Set each entry down verbatim, omitting images.
## BEGIN Records
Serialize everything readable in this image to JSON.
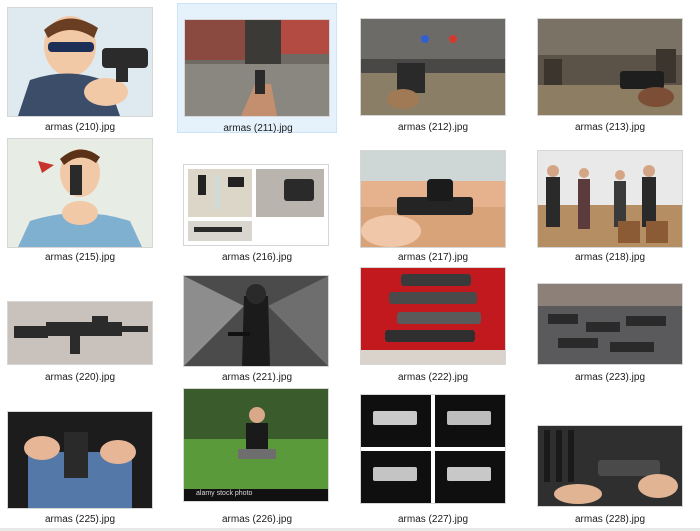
{
  "files": [
    {
      "name": "armas (210).jpg",
      "selected": false
    },
    {
      "name": "armas (211).jpg",
      "selected": true
    },
    {
      "name": "armas (212).jpg",
      "selected": false
    },
    {
      "name": "armas (213).jpg",
      "selected": false
    },
    {
      "name": "armas (215).jpg",
      "selected": false
    },
    {
      "name": "armas (216).jpg",
      "selected": false
    },
    {
      "name": "armas (217).jpg",
      "selected": false
    },
    {
      "name": "armas (218).jpg",
      "selected": false
    },
    {
      "name": "armas (220).jpg",
      "selected": false
    },
    {
      "name": "armas (221).jpg",
      "selected": false
    },
    {
      "name": "armas (222).jpg",
      "selected": false
    },
    {
      "name": "armas (223).jpg",
      "selected": false
    },
    {
      "name": "armas (225).jpg",
      "selected": false
    },
    {
      "name": "armas (226).jpg",
      "selected": false
    },
    {
      "name": "armas (227).jpg",
      "selected": false
    },
    {
      "name": "armas (228).jpg",
      "selected": false
    }
  ],
  "watermark_226": "alamy stock photo",
  "colors": {
    "selection": "#e5f1fb",
    "selection_border": "#cde3f7"
  }
}
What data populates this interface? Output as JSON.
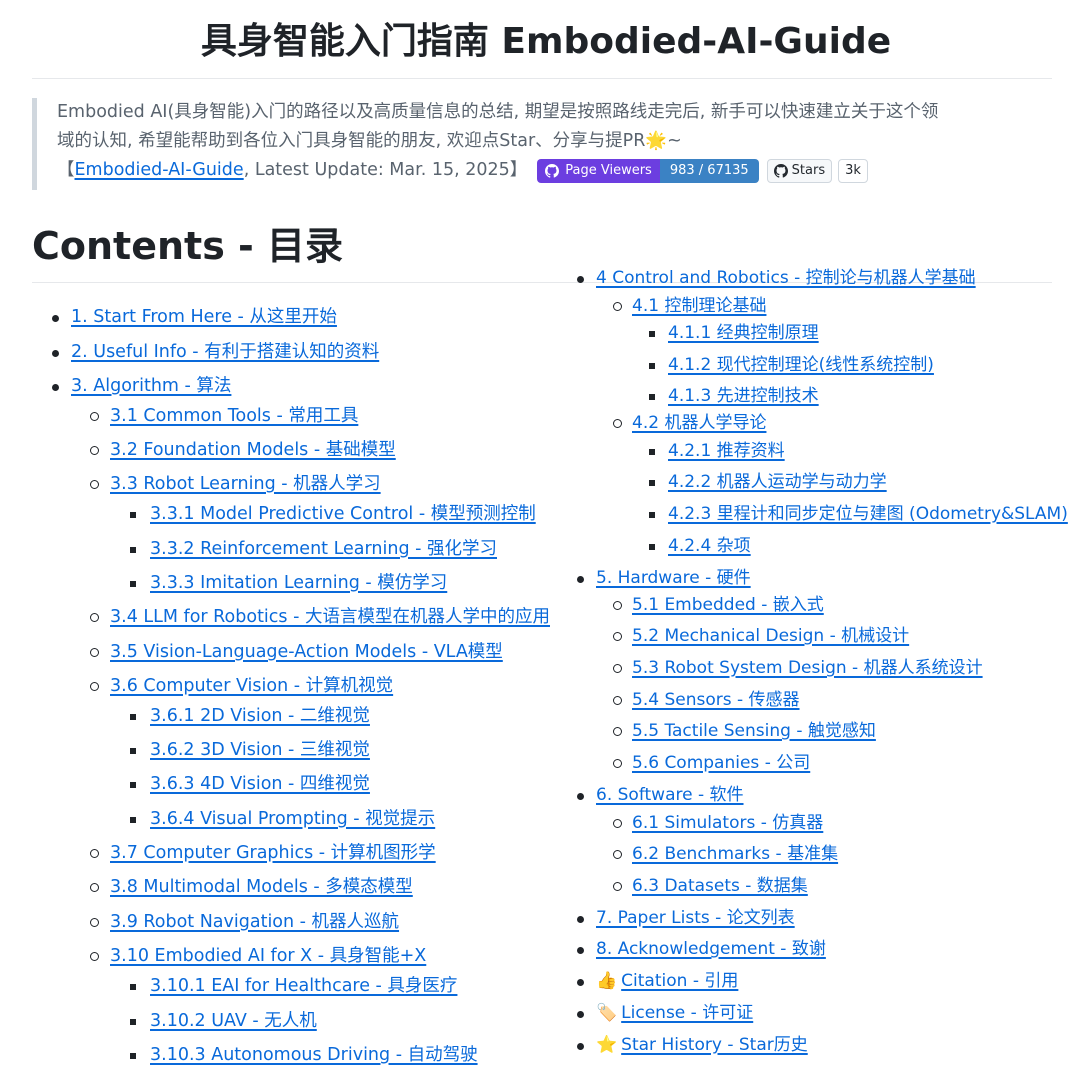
{
  "header": {
    "title": "具身智能入门指南 Embodied-AI-Guide"
  },
  "intro": {
    "line1": "Embodied AI(具身智能)入门的路径以及高质量信息的总结, 期望是按照路线走完后, 新手可以快速建立关于这个领",
    "line2": "域的认知, 希望能帮助到各位入门具身智能的朋友, 欢迎点Star、分享与提PR🌟~",
    "open_bracket": "【",
    "repo_link": "Embodied-AI-Guide",
    "update_text": ", Latest Update: Mar. 15, 2025",
    "close_bracket": "】",
    "badge_label": "Page Viewers",
    "badge_value": "983 / 67135",
    "stars_label": "Stars",
    "stars_count": "3k"
  },
  "contents": {
    "heading": "Contents - 目录",
    "left": [
      {
        "level": 1,
        "text": "1. Start From Here - 从这里开始"
      },
      {
        "level": 1,
        "text": "2. Useful Info - 有利于搭建认知的资料"
      },
      {
        "level": 1,
        "text": "3. Algorithm - 算法"
      },
      {
        "level": 2,
        "text": "3.1 Common Tools - 常用工具"
      },
      {
        "level": 2,
        "text": "3.2 Foundation Models - 基础模型"
      },
      {
        "level": 2,
        "text": "3.3 Robot Learning - 机器人学习"
      },
      {
        "level": 3,
        "text": "3.3.1 Model Predictive Control - 模型预测控制"
      },
      {
        "level": 3,
        "text": "3.3.2 Reinforcement Learning - 强化学习"
      },
      {
        "level": 3,
        "text": "3.3.3 Imitation Learning - 模仿学习"
      },
      {
        "level": 2,
        "text": "3.4 LLM for Robotics - 大语言模型在机器人学中的应用"
      },
      {
        "level": 2,
        "text": "3.5 Vision-Language-Action Models - VLA模型"
      },
      {
        "level": 2,
        "text": "3.6 Computer Vision - 计算机视觉"
      },
      {
        "level": 3,
        "text": "3.6.1 2D Vision - 二维视觉"
      },
      {
        "level": 3,
        "text": "3.6.2 3D Vision - 三维视觉"
      },
      {
        "level": 3,
        "text": "3.6.3 4D Vision - 四维视觉"
      },
      {
        "level": 3,
        "text": "3.6.4 Visual Prompting - 视觉提示"
      },
      {
        "level": 2,
        "text": "3.7 Computer Graphics - 计算机图形学"
      },
      {
        "level": 2,
        "text": "3.8 Multimodal Models - 多模态模型"
      },
      {
        "level": 2,
        "text": "3.9 Robot Navigation - 机器人巡航"
      },
      {
        "level": 2,
        "text": "3.10 Embodied AI for X - 具身智能+X"
      },
      {
        "level": 3,
        "text": "3.10.1 EAI for Healthcare - 具身医疗"
      },
      {
        "level": 3,
        "text": "3.10.2 UAV - 无人机"
      },
      {
        "level": 3,
        "text": "3.10.3 Autonomous Driving - 自动驾驶"
      }
    ],
    "right": [
      {
        "level": 1,
        "text": "4 Control and Robotics - 控制论与机器人学基础"
      },
      {
        "level": 2,
        "text": "4.1 控制理论基础"
      },
      {
        "level": 3,
        "text": "4.1.1 经典控制原理"
      },
      {
        "level": 3,
        "text": "4.1.2 现代控制理论(线性系统控制)"
      },
      {
        "level": 3,
        "text": "4.1.3 先进控制技术"
      },
      {
        "level": 2,
        "text": "4.2 机器人学导论"
      },
      {
        "level": 3,
        "text": "4.2.1 推荐资料"
      },
      {
        "level": 3,
        "text": "4.2.2 机器人运动学与动力学"
      },
      {
        "level": 3,
        "text": "4.2.3 里程计和同步定位与建图 (Odometry&SLAM)"
      },
      {
        "level": 3,
        "text": "4.2.4 杂项"
      },
      {
        "level": 1,
        "text": "5. Hardware - 硬件"
      },
      {
        "level": 2,
        "text": "5.1 Embedded - 嵌入式"
      },
      {
        "level": 2,
        "text": "5.2 Mechanical Design - 机械设计"
      },
      {
        "level": 2,
        "text": "5.3 Robot System Design - 机器人系统设计"
      },
      {
        "level": 2,
        "text": "5.4 Sensors - 传感器"
      },
      {
        "level": 2,
        "text": "5.5 Tactile Sensing - 触觉感知"
      },
      {
        "level": 2,
        "text": "5.6 Companies - 公司"
      },
      {
        "level": 1,
        "text": "6. Software - 软件"
      },
      {
        "level": 2,
        "text": "6.1 Simulators - 仿真器"
      },
      {
        "level": 2,
        "text": "6.2 Benchmarks - 基准集"
      },
      {
        "level": 2,
        "text": "6.3 Datasets - 数据集"
      },
      {
        "level": 1,
        "text": "7. Paper Lists - 论文列表"
      },
      {
        "level": 1,
        "text": "8. Acknowledgement - 致谢"
      },
      {
        "level": 1,
        "emoji": "👍",
        "text": "Citation - 引用"
      },
      {
        "level": 1,
        "emoji": "🏷️",
        "text": "License - 许可证"
      },
      {
        "level": 1,
        "emoji": "⭐",
        "text": "Star History - Star历史"
      }
    ]
  },
  "colors": {
    "link": "#0969da",
    "badge_left": "#6c3ee0",
    "badge_right": "#3b82c4"
  }
}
## END Records
_Answer to the problem_:
Serialize everything readable in this image to JSON.
{
  "files": [
    {
      "name": "armas (210).jpg",
      "selected": false
    },
    {
      "name": "armas (211).jpg",
      "selected": true
    },
    {
      "name": "armas (212).jpg",
      "selected": false
    },
    {
      "name": "armas (213).jpg",
      "selected": false
    },
    {
      "name": "armas (215).jpg",
      "selected": false
    },
    {
      "name": "armas (216).jpg",
      "selected": false
    },
    {
      "name": "armas (217).jpg",
      "selected": false
    },
    {
      "name": "armas (218).jpg",
      "selected": false
    },
    {
      "name": "armas (220).jpg",
      "selected": false
    },
    {
      "name": "armas (221).jpg",
      "selected": false
    },
    {
      "name": "armas (222).jpg",
      "selected": false
    },
    {
      "name": "armas (223).jpg",
      "selected": false
    },
    {
      "name": "armas (225).jpg",
      "selected": false
    },
    {
      "name": "armas (226).jpg",
      "selected": false
    },
    {
      "name": "armas (227).jpg",
      "selected": false
    },
    {
      "name": "armas (228).jpg",
      "selected": false
    }
  ],
  "watermark_226": "alamy stock photo",
  "colors": {
    "selection": "#e5f1fb",
    "selection_border": "#cde3f7"
  }
}
What data populates this interface? Output as JSON.
{
  "header": {
    "title": "具身智能入门指南 Embodied-AI-Guide"
  },
  "intro": {
    "line1": "Embodied AI(具身智能)入门的路径以及高质量信息的总结, 期望是按照路线走完后, 新手可以快速建立关于这个领",
    "line2": "域的认知, 希望能帮助到各位入门具身智能的朋友, 欢迎点Star、分享与提PR🌟~",
    "open_bracket": "【",
    "repo_link": "Embodied-AI-Guide",
    "update_text": ", Latest Update: Mar. 15, 2025",
    "close_bracket": "】",
    "badge_label": "Page Viewers",
    "badge_value": "983 / 67135",
    "stars_label": "Stars",
    "stars_count": "3k"
  },
  "contents": {
    "heading": "Contents - 目录",
    "left": [
      {
        "level": 1,
        "text": "1. Start From Here - 从这里开始"
      },
      {
        "level": 1,
        "text": "2. Useful Info - 有利于搭建认知的资料"
      },
      {
        "level": 1,
        "text": "3. Algorithm - 算法"
      },
      {
        "level": 2,
        "text": "3.1 Common Tools - 常用工具"
      },
      {
        "level": 2,
        "text": "3.2 Foundation Models - 基础模型"
      },
      {
        "level": 2,
        "text": "3.3 Robot Learning - 机器人学习"
      },
      {
        "level": 3,
        "text": "3.3.1 Model Predictive Control - 模型预测控制"
      },
      {
        "level": 3,
        "text": "3.3.2 Reinforcement Learning - 强化学习"
      },
      {
        "level": 3,
        "text": "3.3.3 Imitation Learning - 模仿学习"
      },
      {
        "level": 2,
        "text": "3.4 LLM for Robotics - 大语言模型在机器人学中的应用"
      },
      {
        "level": 2,
        "text": "3.5 Vision-Language-Action Models - VLA模型"
      },
      {
        "level": 2,
        "text": "3.6 Computer Vision - 计算机视觉"
      },
      {
        "level": 3,
        "text": "3.6.1 2D Vision - 二维视觉"
      },
      {
        "level": 3,
        "text": "3.6.2 3D Vision - 三维视觉"
      },
      {
        "level": 3,
        "text": "3.6.3 4D Vision - 四维视觉"
      },
      {
        "level": 3,
        "text": "3.6.4 Visual Prompting - 视觉提示"
      },
      {
        "level": 2,
        "text": "3.7 Computer Graphics - 计算机图形学"
      },
      {
        "level": 2,
        "text": "3.8 Multimodal Models - 多模态模型"
      },
      {
        "level": 2,
        "text": "3.9 Robot Navigation - 机器人巡航"
      },
      {
        "level": 2,
        "text": "3.10 Embodied AI for X - 具身智能+X"
      },
      {
        "level": 3,
        "text": "3.10.1 EAI for Healthcare - 具身医疗"
      },
      {
        "level": 3,
        "text": "3.10.2 UAV - 无人机"
      },
      {
        "level": 3,
        "text": "3.10.3 Autonomous Driving - 自动驾驶"
      }
    ],
    "right": [
      {
        "level": 1,
        "text": "4 Control and Robotics - 控制论与机器人学基础"
      },
      {
        "level": 2,
        "text": "4.1 控制理论基础"
      },
      {
        "level": 3,
        "text": "4.1.1 经典控制原理"
      },
      {
        "level": 3,
        "text": "4.1.2 现代控制理论(线性系统控制)"
      },
      {
        "level": 3,
        "text": "4.1.3 先进控制技术"
      },
      {
        "level": 2,
        "text": "4.2 机器人学导论"
      },
      {
        "level": 3,
        "text": "4.2.1 推荐资料"
      },
      {
        "level": 3,
        "text": "4.2.2 机器人运动学与动力学"
      },
      {
        "level": 3,
        "text": "4.2.3 里程计和同步定位与建图 (Odometry&SLAM)"
      },
      {
        "level": 3,
        "text": "4.2.4 杂项"
      },
      {
        "level": 1,
        "text": "5. Hardware - 硬件"
      },
      {
        "level": 2,
        "text": "5.1 Embedded - 嵌入式"
      },
      {
        "level": 2,
        "text": "5.2 Mechanical Design - 机械设计"
      },
      {
        "level": 2,
        "text": "5.3 Robot System Design - 机器人系统设计"
      },
      {
        "level": 2,
        "text": "5.4 Sensors - 传感器"
      },
      {
        "level": 2,
        "text": "5.5 Tactile Sensing - 触觉感知"
      },
      {
        "level": 2,
        "text": "5.6 Companies - 公司"
      },
      {
        "level": 1,
        "text": "6. Software - 软件"
      },
      {
        "level": 2,
        "text": "6.1 Simulators - 仿真器"
      },
      {
        "level": 2,
        "text": "6.2 Benchmarks - 基准集"
      },
      {
        "level": 2,
        "text": "6.3 Datasets - 数据集"
      },
      {
        "level": 1,
        "text": "7. Paper Lists - 论文列表"
      },
      {
        "level": 1,
        "text": "8. Acknowledgement - 致谢"
      },
      {
        "level": 1,
        "emoji": "👍",
        "text": "Citation - 引用"
      },
      {
        "level": 1,
        "emoji": "🏷️",
        "text": "License - 许可证"
      },
      {
        "level": 1,
        "emoji": "⭐",
        "text": "Star History - Star历史"
      }
    ]
  },
  "colors": {
    "link": "#0969da",
    "badge_left": "#6c3ee0",
    "badge_right": "#3b82c4"
  }
}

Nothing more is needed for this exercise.